▼

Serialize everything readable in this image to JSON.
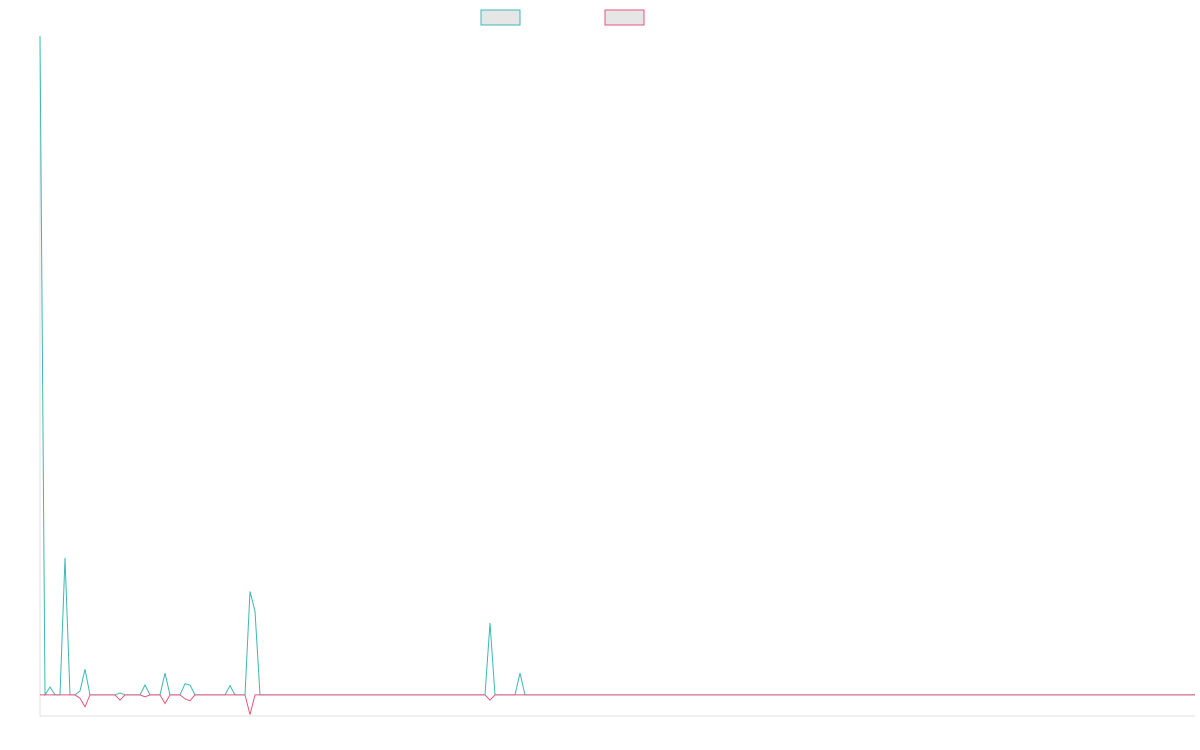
{
  "chart_data": {
    "type": "line",
    "ylim": [
      -3.2,
      100
    ],
    "series": [
      {
        "color": "#3cb8b4",
        "values": [
          100,
          0,
          1.2,
          0,
          0,
          20.8,
          0,
          0,
          0.6,
          3.9,
          0,
          0,
          0,
          0,
          0,
          0,
          0.3,
          0,
          0,
          0,
          0,
          1.5,
          0,
          0,
          0,
          3.3,
          0,
          0,
          0,
          1.7,
          1.5,
          0,
          0,
          0,
          0,
          0,
          0,
          0,
          1.4,
          0,
          0,
          0,
          15.7,
          12.7,
          0,
          0,
          0,
          0,
          0,
          0,
          0,
          0,
          0,
          0,
          0,
          0,
          0,
          0,
          0,
          0,
          0,
          0,
          0,
          0,
          0,
          0,
          0,
          0,
          0,
          0,
          0,
          0,
          0,
          0,
          0,
          0,
          0,
          0,
          0,
          0,
          0,
          0,
          0,
          0,
          0,
          0,
          0,
          0,
          0,
          0,
          10.9,
          0,
          0,
          0,
          0,
          0,
          3.3,
          0,
          0,
          0,
          0,
          0,
          0,
          0,
          0,
          0,
          0,
          0,
          0,
          0,
          0,
          0,
          0,
          0,
          0,
          0,
          0,
          0,
          0,
          0,
          0,
          0,
          0,
          0,
          0,
          0,
          0,
          0,
          0,
          0,
          0,
          0,
          0,
          0,
          0,
          0,
          0,
          0,
          0,
          0,
          0,
          0,
          0,
          0,
          0,
          0,
          0,
          0,
          0,
          0,
          0,
          0,
          0,
          0,
          0,
          0,
          0,
          0,
          0,
          0,
          0,
          0,
          0,
          0,
          0,
          0,
          0,
          0,
          0,
          0,
          0,
          0,
          0,
          0,
          0,
          0,
          0,
          0,
          0,
          0,
          0,
          0,
          0,
          0,
          0,
          0,
          0,
          0,
          0,
          0,
          0,
          0,
          0,
          0,
          0,
          0,
          0,
          0,
          0,
          0,
          0,
          0,
          0,
          0,
          0,
          0,
          0,
          0,
          0,
          0,
          0,
          0,
          0,
          0,
          0,
          0,
          0,
          0,
          0,
          0,
          0,
          0,
          0,
          0,
          0,
          0,
          0,
          0,
          0,
          0,
          0,
          0
        ]
      },
      {
        "color": "#e8557a",
        "values": [
          0,
          0,
          0,
          0,
          0,
          0,
          0,
          0,
          -0.5,
          -1.8,
          0,
          0,
          0,
          0,
          0,
          0,
          -0.8,
          0,
          0,
          0,
          0,
          -0.3,
          0,
          0,
          0,
          -1.3,
          0,
          0,
          0,
          -0.6,
          -0.9,
          0,
          0,
          0,
          0,
          0,
          0,
          0,
          0,
          0,
          0,
          0,
          -3.0,
          0,
          0,
          0,
          0,
          0,
          0,
          0,
          0,
          0,
          0,
          0,
          0,
          0,
          0,
          0,
          0,
          0,
          0,
          0,
          0,
          0,
          0,
          0,
          0,
          0,
          0,
          0,
          0,
          0,
          0,
          0,
          0,
          0,
          0,
          0,
          0,
          0,
          0,
          0,
          0,
          0,
          0,
          0,
          0,
          0,
          0,
          0,
          -0.8,
          0,
          0,
          0,
          0,
          0,
          0,
          0,
          0,
          0,
          0,
          0,
          0,
          0,
          0,
          0,
          0,
          0,
          0,
          0,
          0,
          0,
          0,
          0,
          0,
          0,
          0,
          0,
          0,
          0,
          0,
          0,
          0,
          0,
          0,
          0,
          0,
          0,
          0,
          0,
          0,
          0,
          0,
          0,
          0,
          0,
          0,
          0,
          0,
          0,
          0,
          0,
          0,
          0,
          0,
          0,
          0,
          0,
          0,
          0,
          0,
          0,
          0,
          0,
          0,
          0,
          0,
          0,
          0,
          0,
          0,
          0,
          0,
          0,
          0,
          0,
          0,
          0,
          0,
          0,
          0,
          0,
          0,
          0,
          0,
          0,
          0,
          0,
          0,
          0,
          0,
          0,
          0,
          0,
          0,
          0,
          0,
          0,
          0,
          0,
          0,
          0,
          0,
          0,
          0,
          0,
          0,
          0,
          0,
          0,
          0,
          0,
          0,
          0,
          0,
          0,
          0,
          0,
          0,
          0,
          0,
          0,
          0,
          0,
          0,
          0,
          0,
          0,
          0,
          0,
          0,
          0,
          0,
          0,
          0,
          0,
          0,
          0,
          0,
          0,
          0,
          0
        ]
      }
    ]
  }
}
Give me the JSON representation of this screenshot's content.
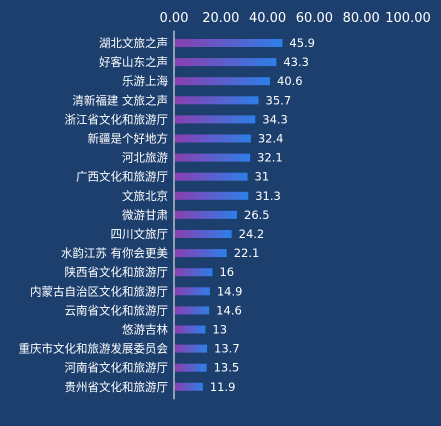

▲

The problem
Where does the word "this" appear in the listing? List each line that holds it.

Task response
Serialize everything readable in this image to JSON.
Give me the JSON representation of this screenshot's content.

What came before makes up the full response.